▸ Set problem: In the entries below, find every line holding the string "AKTIVITETER" and collect it.

▸ Material provided:
▬▬▬

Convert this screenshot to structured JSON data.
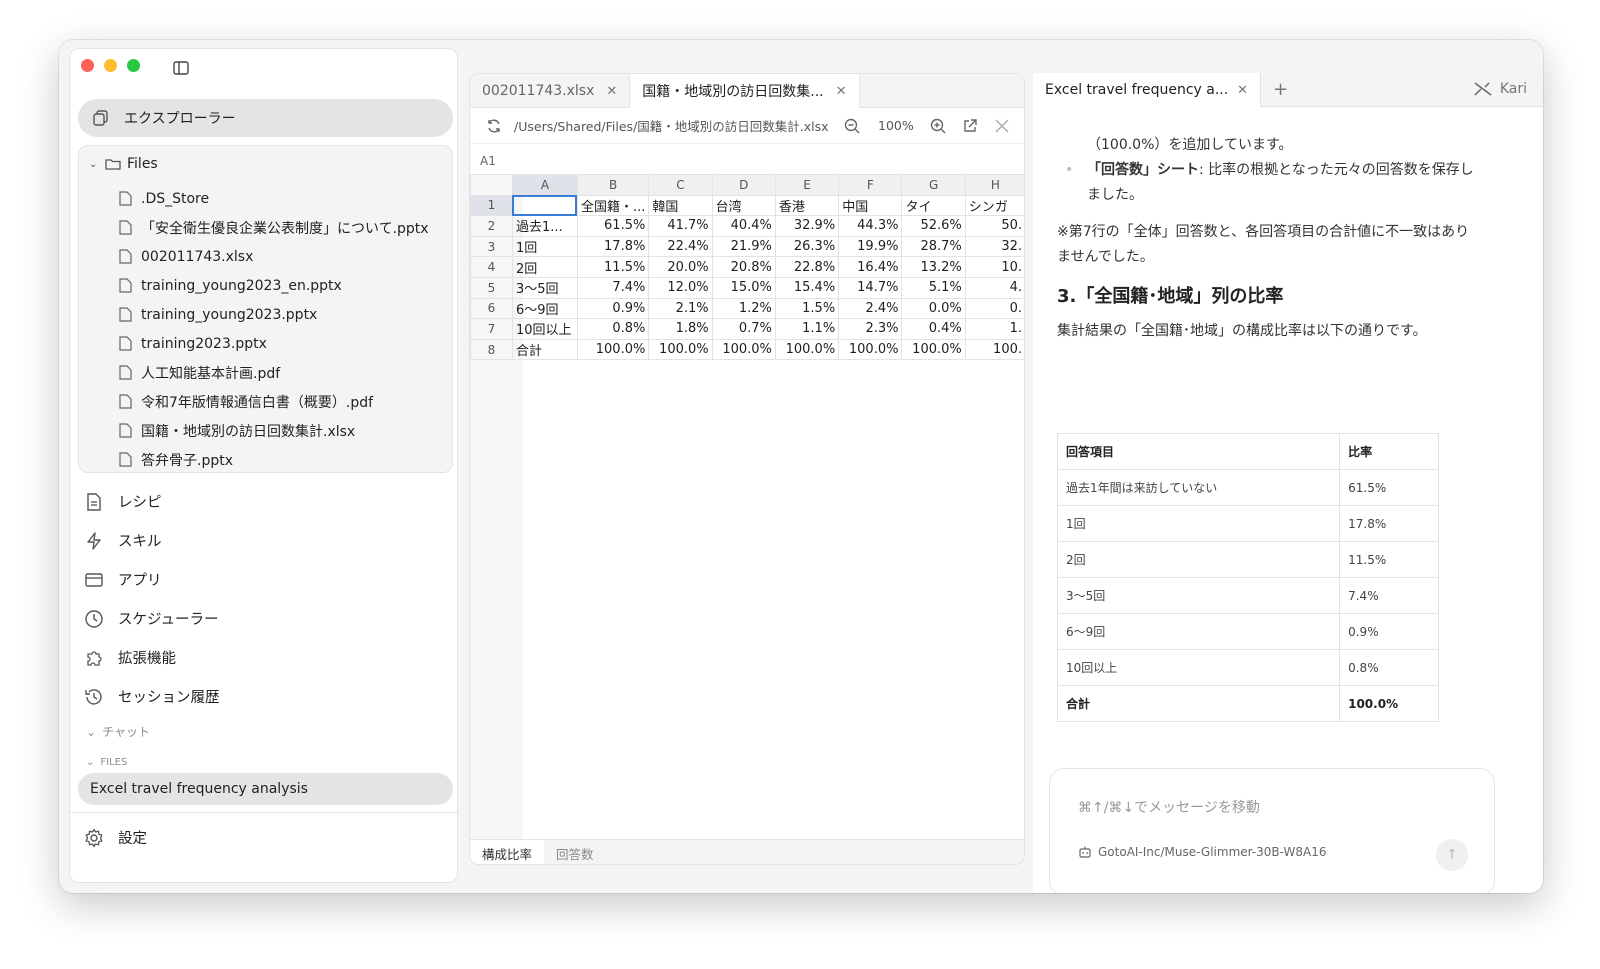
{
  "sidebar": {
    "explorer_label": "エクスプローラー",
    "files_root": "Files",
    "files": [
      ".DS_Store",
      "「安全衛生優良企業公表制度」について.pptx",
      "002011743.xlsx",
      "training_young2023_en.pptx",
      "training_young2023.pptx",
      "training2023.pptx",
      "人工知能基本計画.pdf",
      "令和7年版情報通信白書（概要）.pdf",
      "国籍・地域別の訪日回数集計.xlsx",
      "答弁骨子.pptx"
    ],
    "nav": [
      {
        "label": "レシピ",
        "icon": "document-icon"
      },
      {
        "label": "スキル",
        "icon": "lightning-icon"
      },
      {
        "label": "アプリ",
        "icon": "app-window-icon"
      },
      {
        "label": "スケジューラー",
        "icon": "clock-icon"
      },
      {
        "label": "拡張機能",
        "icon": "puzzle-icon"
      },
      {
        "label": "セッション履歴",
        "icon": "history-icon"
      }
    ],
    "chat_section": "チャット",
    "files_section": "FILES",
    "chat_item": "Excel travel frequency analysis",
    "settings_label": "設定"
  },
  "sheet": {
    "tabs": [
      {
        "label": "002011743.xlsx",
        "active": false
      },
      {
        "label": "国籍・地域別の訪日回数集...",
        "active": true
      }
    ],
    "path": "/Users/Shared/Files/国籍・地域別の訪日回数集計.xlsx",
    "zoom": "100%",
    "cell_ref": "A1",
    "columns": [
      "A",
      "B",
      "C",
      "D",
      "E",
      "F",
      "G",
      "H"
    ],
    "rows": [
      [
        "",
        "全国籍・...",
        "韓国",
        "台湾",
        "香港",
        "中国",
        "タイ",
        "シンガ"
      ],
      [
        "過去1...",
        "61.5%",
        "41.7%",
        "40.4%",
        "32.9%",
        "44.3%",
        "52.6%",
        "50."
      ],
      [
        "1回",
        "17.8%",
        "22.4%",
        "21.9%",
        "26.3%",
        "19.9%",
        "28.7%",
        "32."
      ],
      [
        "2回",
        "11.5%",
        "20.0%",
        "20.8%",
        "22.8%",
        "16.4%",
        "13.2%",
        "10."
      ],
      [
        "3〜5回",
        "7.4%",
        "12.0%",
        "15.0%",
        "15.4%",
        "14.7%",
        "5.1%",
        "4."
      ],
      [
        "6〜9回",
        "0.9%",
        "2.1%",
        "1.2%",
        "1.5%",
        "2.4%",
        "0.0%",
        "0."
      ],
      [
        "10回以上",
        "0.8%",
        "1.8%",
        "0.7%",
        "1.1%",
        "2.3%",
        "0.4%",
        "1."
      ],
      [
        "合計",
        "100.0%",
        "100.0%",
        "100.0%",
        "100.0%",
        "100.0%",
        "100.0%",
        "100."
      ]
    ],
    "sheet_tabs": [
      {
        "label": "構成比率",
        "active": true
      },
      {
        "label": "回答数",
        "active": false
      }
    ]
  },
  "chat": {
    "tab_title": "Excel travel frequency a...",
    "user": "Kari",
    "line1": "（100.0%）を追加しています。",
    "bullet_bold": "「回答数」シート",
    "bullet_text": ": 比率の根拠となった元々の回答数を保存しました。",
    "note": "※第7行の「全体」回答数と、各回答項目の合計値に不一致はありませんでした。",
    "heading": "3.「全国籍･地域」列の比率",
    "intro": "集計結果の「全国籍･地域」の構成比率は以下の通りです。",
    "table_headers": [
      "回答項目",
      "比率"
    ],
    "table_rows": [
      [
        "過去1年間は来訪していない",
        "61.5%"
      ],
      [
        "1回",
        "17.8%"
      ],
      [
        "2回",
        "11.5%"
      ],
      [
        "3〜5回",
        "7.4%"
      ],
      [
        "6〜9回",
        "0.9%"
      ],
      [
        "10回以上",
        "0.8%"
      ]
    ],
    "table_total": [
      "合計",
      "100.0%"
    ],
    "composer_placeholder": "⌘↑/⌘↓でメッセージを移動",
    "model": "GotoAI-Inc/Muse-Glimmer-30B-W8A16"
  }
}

▬▬▬

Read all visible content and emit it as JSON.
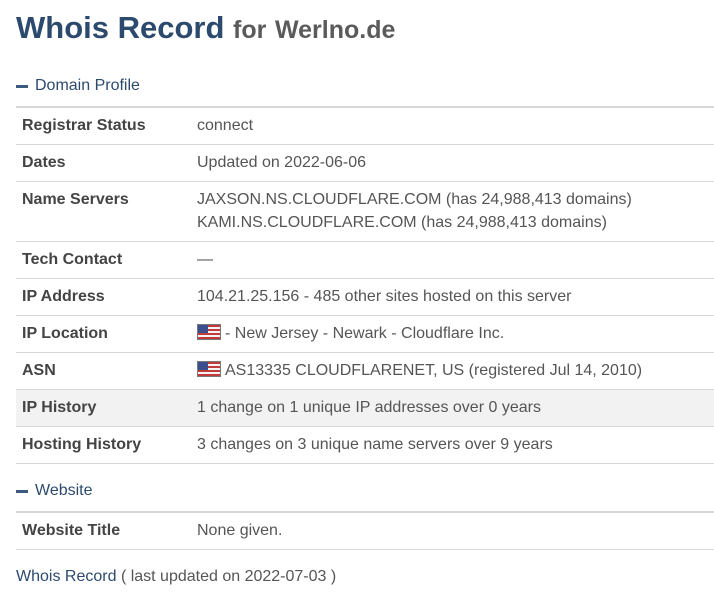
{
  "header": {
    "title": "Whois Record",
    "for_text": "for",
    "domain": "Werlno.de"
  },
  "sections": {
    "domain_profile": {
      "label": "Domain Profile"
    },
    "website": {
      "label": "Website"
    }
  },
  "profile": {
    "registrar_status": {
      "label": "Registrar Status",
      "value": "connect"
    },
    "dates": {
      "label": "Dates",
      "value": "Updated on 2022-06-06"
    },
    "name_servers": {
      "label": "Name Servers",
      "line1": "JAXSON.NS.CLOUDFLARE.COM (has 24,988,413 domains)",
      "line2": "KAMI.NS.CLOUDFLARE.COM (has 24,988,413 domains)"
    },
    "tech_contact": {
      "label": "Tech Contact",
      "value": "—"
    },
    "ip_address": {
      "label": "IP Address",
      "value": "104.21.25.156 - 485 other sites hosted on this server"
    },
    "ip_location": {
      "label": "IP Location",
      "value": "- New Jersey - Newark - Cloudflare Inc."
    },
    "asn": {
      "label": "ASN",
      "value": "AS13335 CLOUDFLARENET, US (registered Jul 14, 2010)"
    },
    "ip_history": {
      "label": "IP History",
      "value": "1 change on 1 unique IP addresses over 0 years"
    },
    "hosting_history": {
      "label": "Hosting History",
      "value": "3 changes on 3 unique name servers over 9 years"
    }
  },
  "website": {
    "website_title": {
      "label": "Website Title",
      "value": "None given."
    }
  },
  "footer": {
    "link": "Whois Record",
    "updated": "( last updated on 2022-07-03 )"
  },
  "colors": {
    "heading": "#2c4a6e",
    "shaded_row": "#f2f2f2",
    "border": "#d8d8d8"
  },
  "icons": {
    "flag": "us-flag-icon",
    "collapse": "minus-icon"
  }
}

▬▬▬

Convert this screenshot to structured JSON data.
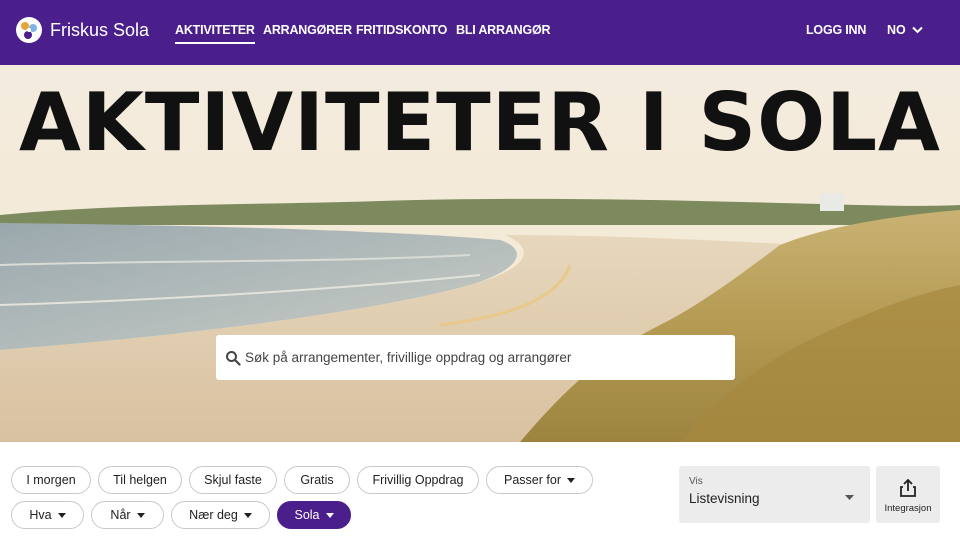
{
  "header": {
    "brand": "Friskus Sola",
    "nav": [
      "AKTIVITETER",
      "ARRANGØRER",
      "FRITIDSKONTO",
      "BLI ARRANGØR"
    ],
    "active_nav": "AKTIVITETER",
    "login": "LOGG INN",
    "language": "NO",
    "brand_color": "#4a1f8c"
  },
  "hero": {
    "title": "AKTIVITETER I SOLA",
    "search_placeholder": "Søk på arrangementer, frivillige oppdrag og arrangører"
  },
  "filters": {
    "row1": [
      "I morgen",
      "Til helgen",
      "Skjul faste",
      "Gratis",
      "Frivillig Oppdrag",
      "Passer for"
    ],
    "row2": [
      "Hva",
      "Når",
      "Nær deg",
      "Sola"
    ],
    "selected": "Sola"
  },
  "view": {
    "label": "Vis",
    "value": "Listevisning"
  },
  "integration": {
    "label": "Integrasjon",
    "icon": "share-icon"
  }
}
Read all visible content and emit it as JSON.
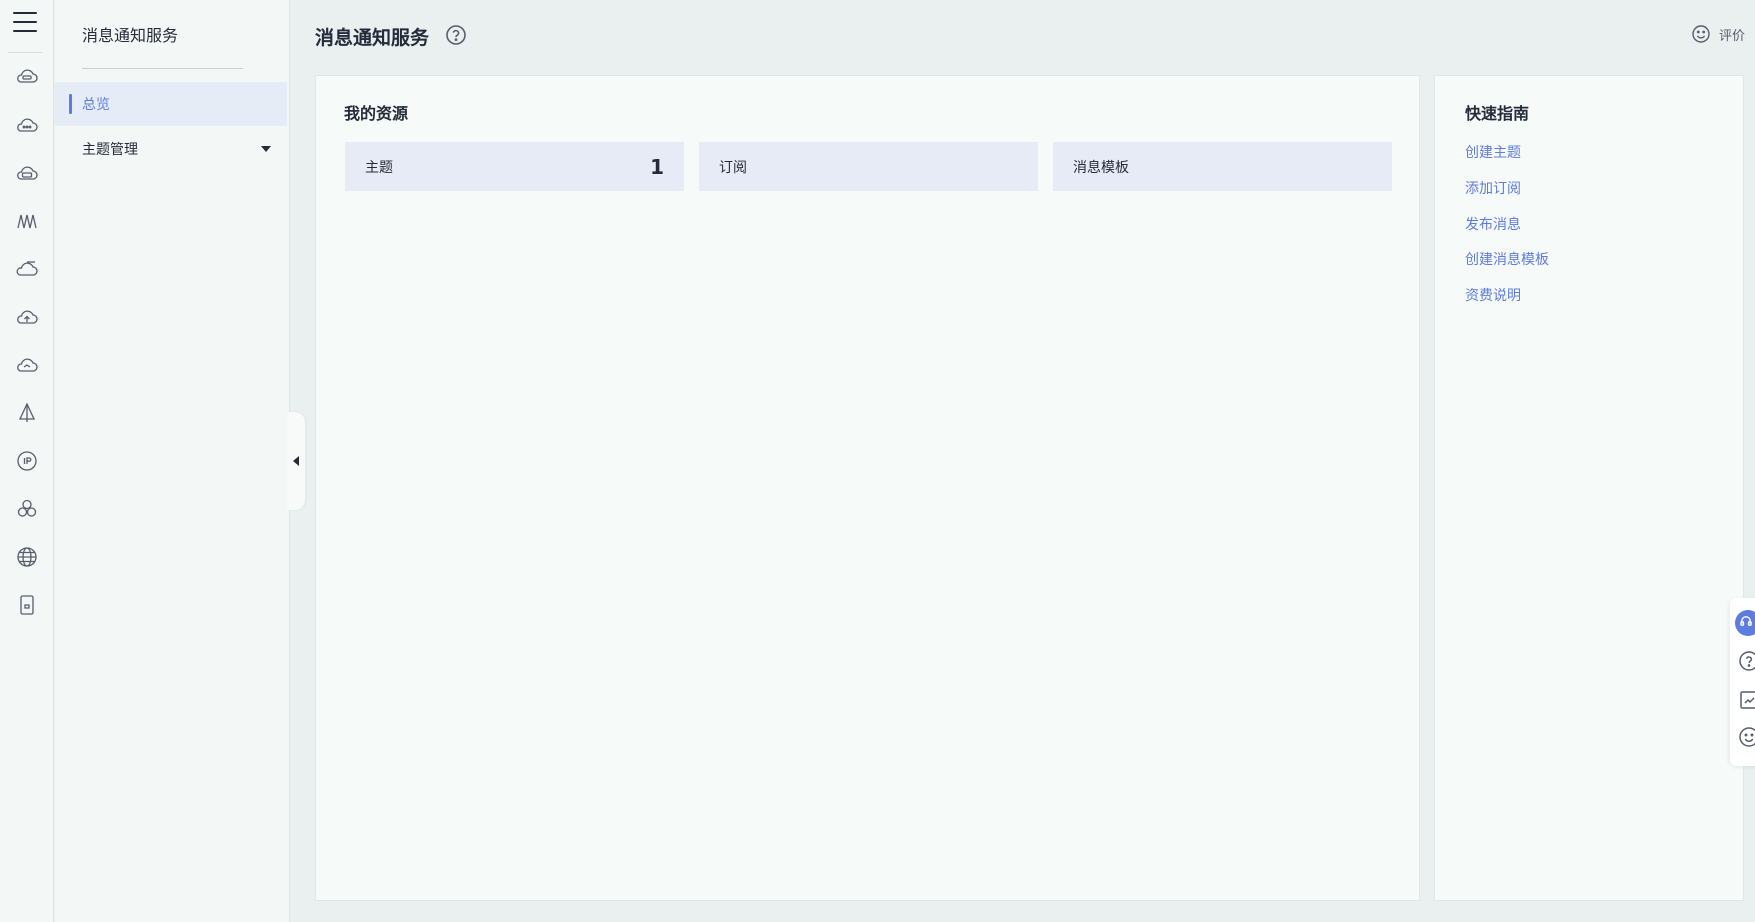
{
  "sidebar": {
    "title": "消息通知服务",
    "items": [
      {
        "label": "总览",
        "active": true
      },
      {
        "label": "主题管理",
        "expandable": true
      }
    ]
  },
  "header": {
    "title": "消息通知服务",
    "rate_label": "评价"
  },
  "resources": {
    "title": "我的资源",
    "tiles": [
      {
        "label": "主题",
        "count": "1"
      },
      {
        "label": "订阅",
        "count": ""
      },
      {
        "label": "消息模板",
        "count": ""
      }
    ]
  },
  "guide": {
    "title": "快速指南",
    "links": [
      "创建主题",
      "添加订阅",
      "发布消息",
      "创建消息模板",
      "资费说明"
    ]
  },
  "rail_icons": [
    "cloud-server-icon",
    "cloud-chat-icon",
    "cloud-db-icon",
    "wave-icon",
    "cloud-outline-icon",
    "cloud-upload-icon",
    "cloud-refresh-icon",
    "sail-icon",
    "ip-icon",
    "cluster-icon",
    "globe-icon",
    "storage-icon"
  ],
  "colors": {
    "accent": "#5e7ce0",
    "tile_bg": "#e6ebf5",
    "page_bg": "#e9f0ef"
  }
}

▬▬▬

▸ Solution:
      "AKTIVITETER",
    "active_nav": "AKTIVITETER",
    "title": "AKTIVITETER I SOLA",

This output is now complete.